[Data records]
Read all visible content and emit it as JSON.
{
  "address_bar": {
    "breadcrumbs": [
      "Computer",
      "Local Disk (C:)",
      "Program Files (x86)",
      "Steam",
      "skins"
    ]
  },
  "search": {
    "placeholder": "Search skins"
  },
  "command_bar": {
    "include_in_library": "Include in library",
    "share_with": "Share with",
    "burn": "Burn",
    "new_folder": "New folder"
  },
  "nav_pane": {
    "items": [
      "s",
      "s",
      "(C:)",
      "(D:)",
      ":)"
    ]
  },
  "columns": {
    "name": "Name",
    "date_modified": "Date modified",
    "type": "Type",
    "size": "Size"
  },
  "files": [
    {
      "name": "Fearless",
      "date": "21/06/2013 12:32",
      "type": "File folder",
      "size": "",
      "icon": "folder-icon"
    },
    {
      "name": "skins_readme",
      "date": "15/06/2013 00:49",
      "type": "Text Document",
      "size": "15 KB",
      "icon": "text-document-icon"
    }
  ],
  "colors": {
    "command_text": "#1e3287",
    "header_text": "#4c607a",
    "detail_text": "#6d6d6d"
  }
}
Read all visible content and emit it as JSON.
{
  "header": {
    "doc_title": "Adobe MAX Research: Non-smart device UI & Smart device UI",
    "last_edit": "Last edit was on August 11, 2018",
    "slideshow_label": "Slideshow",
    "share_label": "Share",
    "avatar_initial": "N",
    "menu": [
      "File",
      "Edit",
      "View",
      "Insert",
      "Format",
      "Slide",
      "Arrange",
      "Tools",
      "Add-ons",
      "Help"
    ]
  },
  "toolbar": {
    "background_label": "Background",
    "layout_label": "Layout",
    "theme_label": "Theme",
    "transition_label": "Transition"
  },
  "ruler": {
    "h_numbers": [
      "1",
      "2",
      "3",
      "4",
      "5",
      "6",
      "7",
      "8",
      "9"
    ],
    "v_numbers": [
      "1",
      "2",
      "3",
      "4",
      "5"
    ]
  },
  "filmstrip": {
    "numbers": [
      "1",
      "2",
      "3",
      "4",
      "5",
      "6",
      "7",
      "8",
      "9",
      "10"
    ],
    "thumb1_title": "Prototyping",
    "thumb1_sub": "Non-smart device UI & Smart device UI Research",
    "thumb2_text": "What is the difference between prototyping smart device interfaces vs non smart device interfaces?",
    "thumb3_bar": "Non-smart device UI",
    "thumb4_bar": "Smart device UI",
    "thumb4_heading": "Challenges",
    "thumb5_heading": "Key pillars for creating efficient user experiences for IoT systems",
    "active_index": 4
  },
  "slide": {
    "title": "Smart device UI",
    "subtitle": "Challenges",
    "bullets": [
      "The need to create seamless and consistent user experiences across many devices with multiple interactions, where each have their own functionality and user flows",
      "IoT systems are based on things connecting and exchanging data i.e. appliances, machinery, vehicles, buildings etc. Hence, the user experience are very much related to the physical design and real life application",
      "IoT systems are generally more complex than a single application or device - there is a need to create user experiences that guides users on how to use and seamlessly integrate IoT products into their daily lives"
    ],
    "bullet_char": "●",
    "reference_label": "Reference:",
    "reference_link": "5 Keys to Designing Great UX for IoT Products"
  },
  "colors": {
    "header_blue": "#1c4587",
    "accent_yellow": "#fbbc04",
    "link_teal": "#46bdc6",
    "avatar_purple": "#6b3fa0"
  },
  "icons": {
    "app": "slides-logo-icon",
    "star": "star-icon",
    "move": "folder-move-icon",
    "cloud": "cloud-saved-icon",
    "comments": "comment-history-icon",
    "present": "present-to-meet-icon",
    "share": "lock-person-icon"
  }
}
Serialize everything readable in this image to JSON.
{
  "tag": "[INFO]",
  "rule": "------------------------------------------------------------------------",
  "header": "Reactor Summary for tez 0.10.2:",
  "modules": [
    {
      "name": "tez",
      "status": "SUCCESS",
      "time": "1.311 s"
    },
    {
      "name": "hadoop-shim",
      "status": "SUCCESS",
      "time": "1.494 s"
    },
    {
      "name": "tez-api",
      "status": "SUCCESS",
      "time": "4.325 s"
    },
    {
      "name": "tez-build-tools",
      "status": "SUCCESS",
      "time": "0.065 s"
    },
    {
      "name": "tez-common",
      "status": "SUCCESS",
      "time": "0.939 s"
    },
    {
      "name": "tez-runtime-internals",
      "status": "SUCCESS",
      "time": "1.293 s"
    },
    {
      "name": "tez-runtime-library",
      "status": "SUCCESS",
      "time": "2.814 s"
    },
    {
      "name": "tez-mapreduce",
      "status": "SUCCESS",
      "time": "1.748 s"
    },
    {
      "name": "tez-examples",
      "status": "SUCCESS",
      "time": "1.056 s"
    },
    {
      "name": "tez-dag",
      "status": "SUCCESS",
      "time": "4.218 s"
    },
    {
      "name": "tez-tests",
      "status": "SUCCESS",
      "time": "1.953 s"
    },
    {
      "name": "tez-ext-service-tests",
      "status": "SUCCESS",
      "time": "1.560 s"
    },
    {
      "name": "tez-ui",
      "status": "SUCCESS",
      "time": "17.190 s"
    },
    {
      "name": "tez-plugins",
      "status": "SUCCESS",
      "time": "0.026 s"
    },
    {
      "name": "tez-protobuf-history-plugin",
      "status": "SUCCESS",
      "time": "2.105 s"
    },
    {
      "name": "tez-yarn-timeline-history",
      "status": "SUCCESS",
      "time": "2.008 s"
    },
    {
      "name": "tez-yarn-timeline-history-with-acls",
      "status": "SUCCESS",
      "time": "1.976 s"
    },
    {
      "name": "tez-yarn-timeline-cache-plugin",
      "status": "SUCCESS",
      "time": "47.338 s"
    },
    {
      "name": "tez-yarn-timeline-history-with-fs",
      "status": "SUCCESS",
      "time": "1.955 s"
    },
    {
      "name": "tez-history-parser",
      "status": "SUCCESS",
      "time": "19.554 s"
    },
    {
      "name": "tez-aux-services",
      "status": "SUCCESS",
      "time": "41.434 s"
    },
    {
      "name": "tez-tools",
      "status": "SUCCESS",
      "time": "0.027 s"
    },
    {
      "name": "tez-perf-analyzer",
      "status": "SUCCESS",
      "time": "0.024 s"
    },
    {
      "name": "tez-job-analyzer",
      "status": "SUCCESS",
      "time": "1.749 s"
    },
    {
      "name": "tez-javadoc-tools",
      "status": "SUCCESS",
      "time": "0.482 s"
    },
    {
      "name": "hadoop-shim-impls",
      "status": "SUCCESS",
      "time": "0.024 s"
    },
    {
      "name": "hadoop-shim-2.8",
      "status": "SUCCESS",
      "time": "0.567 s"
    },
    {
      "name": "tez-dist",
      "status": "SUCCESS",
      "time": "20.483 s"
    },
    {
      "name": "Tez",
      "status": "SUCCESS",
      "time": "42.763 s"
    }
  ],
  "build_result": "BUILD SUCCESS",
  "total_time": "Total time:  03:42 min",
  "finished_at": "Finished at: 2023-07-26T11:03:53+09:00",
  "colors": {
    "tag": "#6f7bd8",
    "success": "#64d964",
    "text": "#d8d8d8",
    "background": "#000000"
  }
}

_Required task:_ Copy all of the data. Keep every word exactly as it is.

_The completed task:_
Read all visible content and emit it as JSON.
{
  "address_bar": {
    "breadcrumbs": [
      "Computer",
      "Local Disk (C:)",
      "Program Files (x86)",
      "Steam",
      "skins"
    ]
  },
  "search": {
    "placeholder": "Search skins"
  },
  "command_bar": {
    "include_in_library": "Include in library",
    "share_with": "Share with",
    "burn": "Burn",
    "new_folder": "New folder"
  },
  "nav_pane": {
    "items": [
      "s",
      "s",
      "(C:)",
      "(D:)",
      ":)"
    ]
  },
  "columns": {
    "name": "Name",
    "date_modified": "Date modified",
    "type": "Type",
    "size": "Size"
  },
  "files": [
    {
      "name": "Fearless",
      "date": "21/06/2013 12:32",
      "type": "File folder",
      "size": "",
      "icon": "folder-icon"
    },
    {
      "name": "skins_readme",
      "date": "15/06/2013 00:49",
      "type": "Text Document",
      "size": "15 KB",
      "icon": "text-document-icon"
    }
  ],
  "colors": {
    "command_text": "#1e3287",
    "header_text": "#4c607a",
    "detail_text": "#6d6d6d"
  }
}
Read all visible content and emit it as JSON.
{
  "header": {
    "doc_title": "Adobe MAX Research: Non-smart device UI & Smart device UI",
    "last_edit": "Last edit was on August 11, 2018",
    "slideshow_label": "Slideshow",
    "share_label": "Share",
    "avatar_initial": "N",
    "menu": [
      "File",
      "Edit",
      "View",
      "Insert",
      "Format",
      "Slide",
      "Arrange",
      "Tools",
      "Add-ons",
      "Help"
    ]
  },
  "toolbar": {
    "background_label": "Background",
    "layout_label": "Layout",
    "theme_label": "Theme",
    "transition_label": "Transition"
  },
  "ruler": {
    "h_numbers": [
      "1",
      "2",
      "3",
      "4",
      "5",
      "6",
      "7",
      "8",
      "9"
    ],
    "v_numbers": [
      "1",
      "2",
      "3",
      "4",
      "5"
    ]
  },
  "filmstrip": {
    "numbers": [
      "1",
      "2",
      "3",
      "4",
      "5",
      "6",
      "7",
      "8",
      "9",
      "10"
    ],
    "thumb1_title": "Prototyping",
    "thumb1_sub": "Non-smart device UI & Smart device UI Research",
    "thumb2_text": "What is the difference between prototyping smart device interfaces vs non smart device interfaces?",
    "thumb3_bar": "Non-smart device UI",
    "thumb4_bar": "Smart device UI",
    "thumb4_heading": "Challenges",
    "thumb5_heading": "Key pillars for creating efficient user experiences for IoT systems",
    "active_index": 4
  },
  "slide": {
    "title": "Smart device UI",
    "subtitle": "Challenges",
    "bullets": [
      "The need to create seamless and consistent user experiences across many devices with multiple interactions, where each have their own functionality and user flows",
      "IoT systems are based on things connecting and exchanging data i.e. appliances, machinery, vehicles, buildings etc. Hence, the user experience are very much related to the physical design and real life application",
      "IoT systems are generally more complex than a single application or device - there is a need to create user experiences that guides users on how to use and seamlessly integrate IoT products into their daily lives"
    ],
    "bullet_char": "●",
    "reference_label": "Reference:",
    "reference_link": "5 Keys to Designing Great UX for IoT Products"
  },
  "colors": {
    "header_blue": "#1c4587",
    "accent_yellow": "#fbbc04",
    "link_teal": "#46bdc6",
    "avatar_purple": "#6b3fa0"
  },
  "icons": {
    "app": "slides-logo-icon",
    "star": "star-icon",
    "move": "folder-move-icon",
    "cloud": "cloud-saved-icon",
    "comments": "comment-history-icon",
    "present": "present-to-meet-icon",
    "share": "lock-person-icon"
  }
}
Serialize everything readable in this image to JSON.
{
  "tag": "[INFO]",
  "rule": "------------------------------------------------------------------------",
  "header": "Reactor Summary for tez 0.10.2:",
  "modules": [
    {
      "name": "tez",
      "status": "SUCCESS",
      "time": "1.311 s"
    },
    {
      "name": "hadoop-shim",
      "status": "SUCCESS",
      "time": "1.494 s"
    },
    {
      "name": "tez-api",
      "status": "SUCCESS",
      "time": "4.325 s"
    },
    {
      "name": "tez-build-tools",
      "status": "SUCCESS",
      "time": "0.065 s"
    },
    {
      "name": "tez-common",
      "status": "SUCCESS",
      "time": "0.939 s"
    },
    {
      "name": "tez-runtime-internals",
      "status": "SUCCESS",
      "time": "1.293 s"
    },
    {
      "name": "tez-runtime-library",
      "status": "SUCCESS",
      "time": "2.814 s"
    },
    {
      "name": "tez-mapreduce",
      "status": "SUCCESS",
      "time": "1.748 s"
    },
    {
      "name": "tez-examples",
      "status": "SUCCESS",
      "time": "1.056 s"
    },
    {
      "name": "tez-dag",
      "status": "SUCCESS",
      "time": "4.218 s"
    },
    {
      "name": "tez-tests",
      "status": "SUCCESS",
      "time": "1.953 s"
    },
    {
      "name": "tez-ext-service-tests",
      "status": "SUCCESS",
      "time": "1.560 s"
    },
    {
      "name": "tez-ui",
      "status": "SUCCESS",
      "time": "17.190 s"
    },
    {
      "name": "tez-plugins",
      "status": "SUCCESS",
      "time": "0.026 s"
    },
    {
      "name": "tez-protobuf-history-plugin",
      "status": "SUCCESS",
      "time": "2.105 s"
    },
    {
      "name": "tez-yarn-timeline-history",
      "status": "SUCCESS",
      "time": "2.008 s"
    },
    {
      "name": "tez-yarn-timeline-history-with-acls",
      "status": "SUCCESS",
      "time": "1.976 s"
    },
    {
      "name": "tez-yarn-timeline-cache-plugin",
      "status": "SUCCESS",
      "time": "47.338 s"
    },
    {
      "name": "tez-yarn-timeline-history-with-fs",
      "status": "SUCCESS",
      "time": "1.955 s"
    },
    {
      "name": "tez-history-parser",
      "status": "SUCCESS",
      "time": "19.554 s"
    },
    {
      "name": "tez-aux-services",
      "status": "SUCCESS",
      "time": "41.434 s"
    },
    {
      "name": "tez-tools",
      "status": "SUCCESS",
      "time": "0.027 s"
    },
    {
      "name": "tez-perf-analyzer",
      "status": "SUCCESS",
      "time": "0.024 s"
    },
    {
      "name": "tez-job-analyzer",
      "status": "SUCCESS",
      "time": "1.749 s"
    },
    {
      "name": "tez-javadoc-tools",
      "status": "SUCCESS",
      "time": "0.482 s"
    },
    {
      "name": "hadoop-shim-impls",
      "status": "SUCCESS",
      "time": "0.024 s"
    },
    {
      "name": "hadoop-shim-2.8",
      "status": "SUCCESS",
      "time": "0.567 s"
    },
    {
      "name": "tez-dist",
      "status": "SUCCESS",
      "time": "20.483 s"
    },
    {
      "name": "Tez",
      "status": "SUCCESS",
      "time": "42.763 s"
    }
  ],
  "build_result": "BUILD SUCCESS",
  "total_time": "Total time:  03:42 min",
  "finished_at": "Finished at: 2023-07-26T11:03:53+09:00",
  "colors": {
    "tag": "#6f7bd8",
    "success": "#64d964",
    "text": "#d8d8d8",
    "background": "#000000"
  }
}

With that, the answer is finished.